------ Excerpted records ------

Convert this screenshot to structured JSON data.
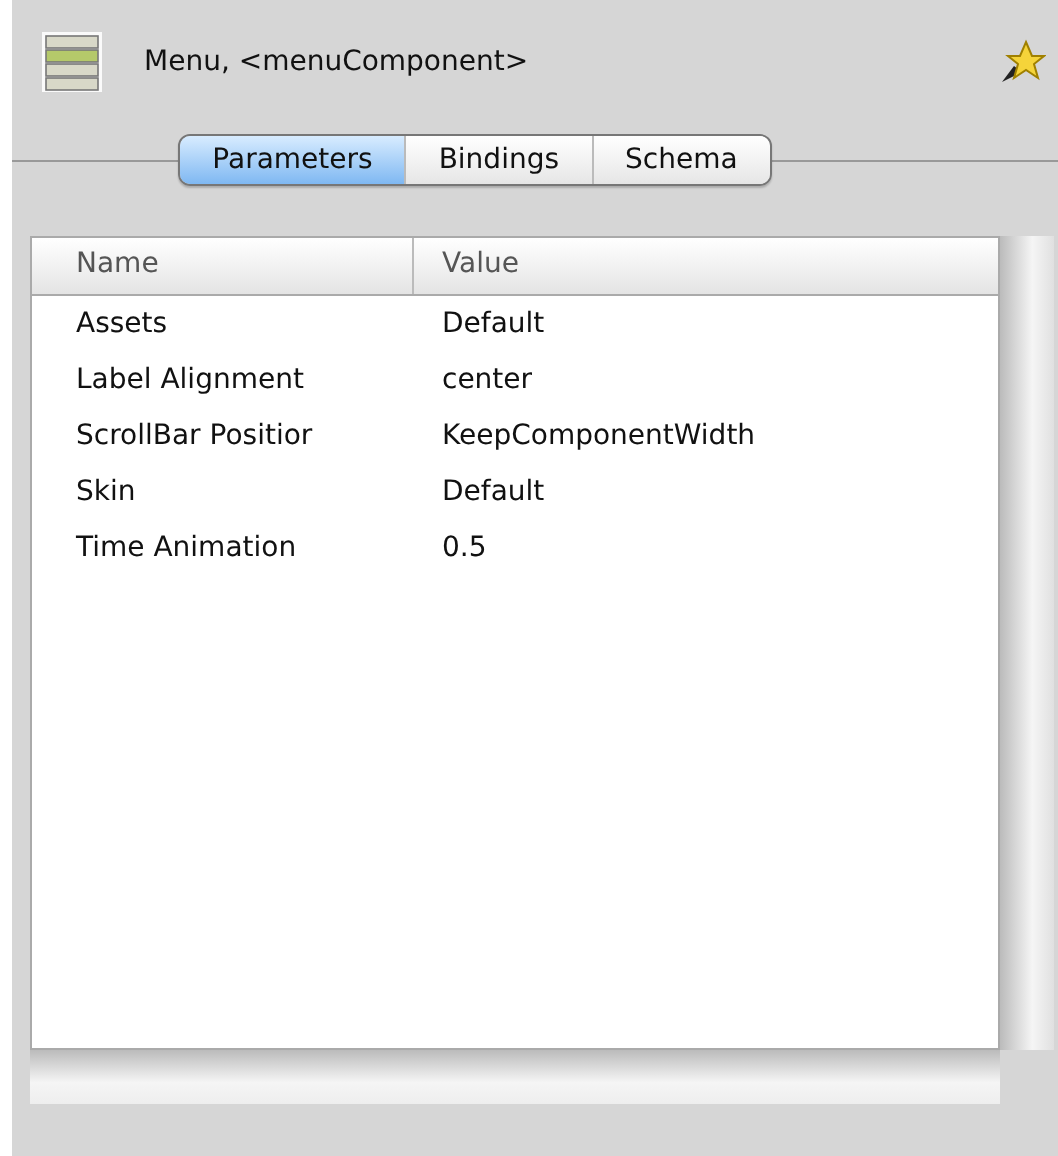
{
  "header": {
    "title": "Menu, <menuComponent>"
  },
  "tabs": [
    {
      "label": "Parameters",
      "selected": true
    },
    {
      "label": "Bindings",
      "selected": false
    },
    {
      "label": "Schema",
      "selected": false
    }
  ],
  "table": {
    "columns": [
      "Name",
      "Value"
    ],
    "rows": [
      {
        "name": "Assets",
        "value": "Default"
      },
      {
        "name": "Label Alignment",
        "value": "center"
      },
      {
        "name": "ScrollBar Positior",
        "value": "KeepComponentWidth"
      },
      {
        "name": "Skin",
        "value": "Default"
      },
      {
        "name": "Time Animation",
        "value": "0.5"
      }
    ]
  }
}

------

# Task
Your task is to retype all the entries exactly and leave out any pictures.

# Solution for this problem
Convert this screenshot to structured JSON data.
{
  "header": {
    "title": "Menu, <menuComponent>"
  },
  "tabs": [
    {
      "label": "Parameters",
      "selected": true
    },
    {
      "label": "Bindings",
      "selected": false
    },
    {
      "label": "Schema",
      "selected": false
    }
  ],
  "table": {
    "columns": [
      "Name",
      "Value"
    ],
    "rows": [
      {
        "name": "Assets",
        "value": "Default"
      },
      {
        "name": "Label Alignment",
        "value": "center"
      },
      {
        "name": "ScrollBar Positior",
        "value": "KeepComponentWidth"
      },
      {
        "name": "Skin",
        "value": "Default"
      },
      {
        "name": "Time Animation",
        "value": "0.5"
      }
    ]
  }
}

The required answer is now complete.